§ SHORT PROBLEM: Drop the pictures, then extract the listing word for word.

§ DATA SHOWN:
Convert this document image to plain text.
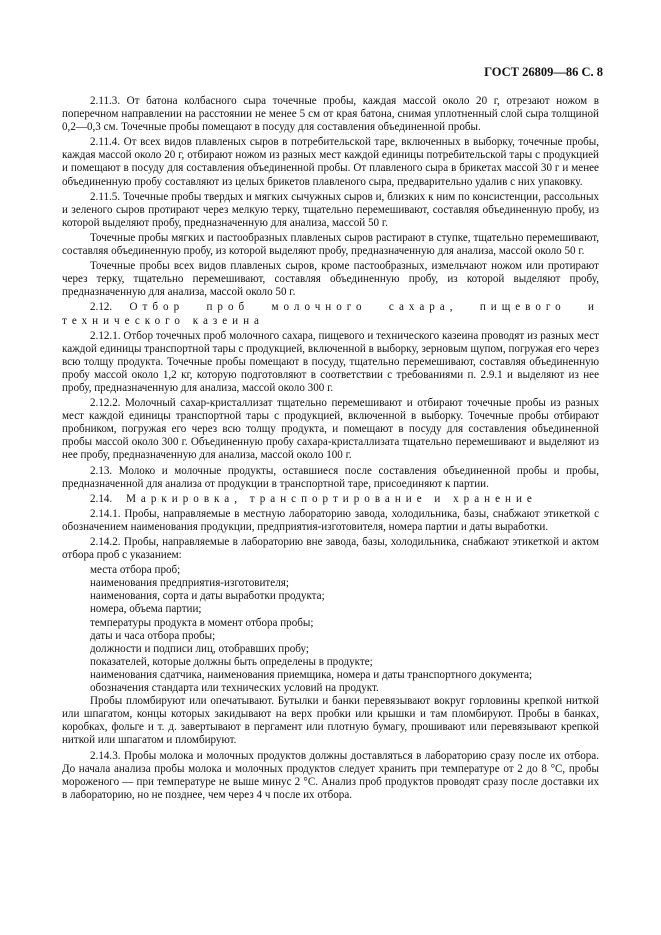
ГОСТ 26809—86 С. 8

2.11.3. От батона колбасного сыра точечные пробы, каждая массой около 20 г, отрезают ножом в поперечном направлении на расстоянии не менее 5 см от края батона, снимая уплотненный слой сыра толщиной 0,2—0,3 см. Точечные пробы помещают в посуду для составления объединенной пробы.

2.11.4. От всех видов плавленых сыров в потребительской таре, включенных в выборку, точечные пробы, каждая массой около 20 г, отбирают ножом из разных мест каждой единицы потребительской тары с продукцией и помещают в посуду для составления объединенной пробы. От плавленого сыра в брикетах массой 30 г и менее объединенную пробу составляют из целых брикетов плавленого сыра, предварительно удалив с них упаковку.

2.11.5. Точечные пробы твердых и мягких сычужных сыров и, близких к ним по консистенции, рассольных и зеленого сыров протирают через мелкую терку, тщательно перемешивают, составляя объединенную пробу, из которой выделяют пробу, предназначенную для анализа, массой 50 г.

Точечные пробы мягких и пастообразных плавленых сыров растирают в ступке, тщательно перемешивают, составляя объединенную пробу, из которой выделяют пробу, предназначенную для анализа, массой около 50 г.

Точечные пробы всех видов плавленых сыров, кроме пастообразных, измельчают ножом или протирают через терку, тщательно перемешивают, составляя объединенную пробу, из которой выделяют пробу, предназначенную для анализа, массой около 50 г.

2.12. Отбор проб молочного сахара, пищевого и технического казеина

2.12.1. Отбор точечных проб молочного сахара, пищевого и технического казеина проводят из разных мест каждой единицы транспортной тары с продукцией, включенной в выборку, зерновым щупом, погружая его через всю толщу продукта. Точечные пробы помещают в посуду, тщательно перемешивают, составляя объединенную пробу массой около 1,2 кг, которую подготовляют в соответствии с требованиями п. 2.9.1 и выделяют из нее пробу, предназначенную для анализа, массой около 300 г.

2.12.2. Молочный сахар-кристаллизат тщательно перемешивают и отбирают точечные пробы из разных мест каждой единицы транспортной тары с продукцией, включенной в выборку. Точечные пробы отбирают пробником, погружая его через всю толщу продукта, и помещают в посуду для составления объединенной пробы массой около 300 г. Объединенную пробу сахара-кристаллизата тщательно перемешивают и выделяют из нее пробу, предназначенную для анализа, массой около 100 г.

2.13. Молоко и молочные продукты, оставшиеся после составления объединенной пробы и пробы, предназначенной для анализа от продукции в транспортной таре, присоединяют к партии.

2.14. Маркировка, транспортирование и хранение

2.14.1. Пробы, направляемые в местную лабораторию завода, холодильника, базы, снабжают этикеткой с обозначением наименования продукции, предприятия-изготовителя, номера партии и даты выработки.

2.14.2. Пробы, направляемые в лабораторию вне завода, базы, холодильника, снабжают этикеткой и актом отбора проб с указанием:

места отбора проб;
наименования предприятия-изготовителя;
наименования, сорта и даты выработки продукта;
номера, объема партии;
температуры продукта в момент отбора пробы;
даты и часа отбора пробы;
должности и подписи лиц, отобравших пробу;
показателей, которые должны быть определены в продукте;
наименования сдатчика, наименования приемщика, номера и даты транспортного документа;
обозначения стандарта или технических условий на продукт.

Пробы пломбируют или опечатывают. Бутылки и банки перевязывают вокруг горловины крепкой ниткой или шпагатом, концы которых закидывают на верх пробки или крышки и там пломбируют. Пробы в банках, коробках, фольге и т. д. завертывают в пергамент или плотную бумагу, прошивают или перевязывают крепкой ниткой или шпагатом и пломбируют.

2.14.3. Пробы молока и молочных продуктов должны доставляться в лабораторию сразу после их отбора. До начала анализа пробы молока и молочных продуктов следует хранить при температуре от 2 до 8 °С, пробы мороженого — при температуре не выше минус 2 °С. Анализ проб продуктов проводят сразу после доставки их в лабораторию, но не позднее, чем через 4 ч после их отбора.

§ FINISHED TASK:
Convert this document image to plain text.
ГОСТ 26809—86 С. 8

2.11.3. От батона колбасного сыра точечные пробы, каждая массой около 20 г, отрезают ножом в поперечном направлении на расстоянии не менее 5 см от края батона, снимая уплотненный слой сыра толщиной 0,2—0,3 см. Точечные пробы помещают в посуду для составления объединенной пробы.

2.11.4. От всех видов плавленых сыров в потребительской таре, включенных в выборку, точечные пробы, каждая массой около 20 г, отбирают ножом из разных мест каждой единицы потребительской тары с продукцией и помещают в посуду для составления объединенной пробы. От плавленого сыра в брикетах массой 30 г и менее объединенную пробу составляют из целых брикетов плавленого сыра, предварительно удалив с них упаковку.

2.11.5. Точечные пробы твердых и мягких сычужных сыров и, близких к ним по консистенции, рассольных и зеленого сыров протирают через мелкую терку, тщательно перемешивают, составляя объединенную пробу, из которой выделяют пробу, предназначенную для анализа, массой 50 г.

Точечные пробы мягких и пастообразных плавленых сыров растирают в ступке, тщательно перемешивают, составляя объединенную пробу, из которой выделяют пробу, предназначенную для анализа, массой около 50 г.

Точечные пробы всех видов плавленых сыров, кроме пастообразных, измельчают ножом или протирают через терку, тщательно перемешивают, составляя объединенную пробу, из которой выделяют пробу, предназначенную для анализа, массой около 50 г.

2.12. Отбор проб молочного сахара, пищевого и технического казеина

2.12.1. Отбор точечных проб молочного сахара, пищевого и технического казеина проводят из разных мест каждой единицы транспортной тары с продукцией, включенной в выборку, зерновым щупом, погружая его через всю толщу продукта. Точечные пробы помещают в посуду, тщательно перемешивают, составляя объединенную пробу массой около 1,2 кг, которую подготовляют в соответствии с требованиями п. 2.9.1 и выделяют из нее пробу, предназначенную для анализа, массой около 300 г.

2.12.2. Молочный сахар-кристаллизат тщательно перемешивают и отбирают точечные пробы из разных мест каждой единицы транспортной тары с продукцией, включенной в выборку. Точечные пробы отбирают пробником, погружая его через всю толщу продукта, и помещают в посуду для составления объединенной пробы массой около 300 г. Объединенную пробу сахара-кристаллизата тщательно перемешивают и выделяют из нее пробу, предназначенную для анализа, массой около 100 г.

2.13. Молоко и молочные продукты, оставшиеся после составления объединенной пробы и пробы, предназначенной для анализа от продукции в транспортной таре, присоединяют к партии.

2.14. Маркировка, транспортирование и хранение

2.14.1. Пробы, направляемые в местную лабораторию завода, холодильника, базы, снабжают этикеткой с обозначением наименования продукции, предприятия-изготовителя, номера партии и даты выработки.

2.14.2. Пробы, направляемые в лабораторию вне завода, базы, холодильника, снабжают этикеткой и актом отбора проб с указанием:

места отбора проб;
наименования предприятия-изготовителя;
наименования, сорта и даты выработки продукта;
номера, объема партии;
температуры продукта в момент отбора пробы;
даты и часа отбора пробы;
должности и подписи лиц, отобравших пробу;
показателей, которые должны быть определены в продукте;
наименования сдатчика, наименования приемщика, номера и даты транспортного документа;
обозначения стандарта или технических условий на продукт.

Пробы пломбируют или опечатывают. Бутылки и банки перевязывают вокруг горловины крепкой ниткой или шпагатом, концы которых закидывают на верх пробки или крышки и там пломбируют. Пробы в банках, коробках, фольге и т. д. завертывают в пергамент или плотную бумагу, прошивают или перевязывают крепкой ниткой или шпагатом и пломбируют.

2.14.3. Пробы молока и молочных продуктов должны доставляться в лабораторию сразу после их отбора. До начала анализа пробы молока и молочных продуктов следует хранить при температуре от 2 до 8 °С, пробы мороженого — при температуре не выше минус 2 °С. Анализ проб продуктов проводят сразу после доставки их в лабораторию, но не позднее, чем через 4 ч после их отбора.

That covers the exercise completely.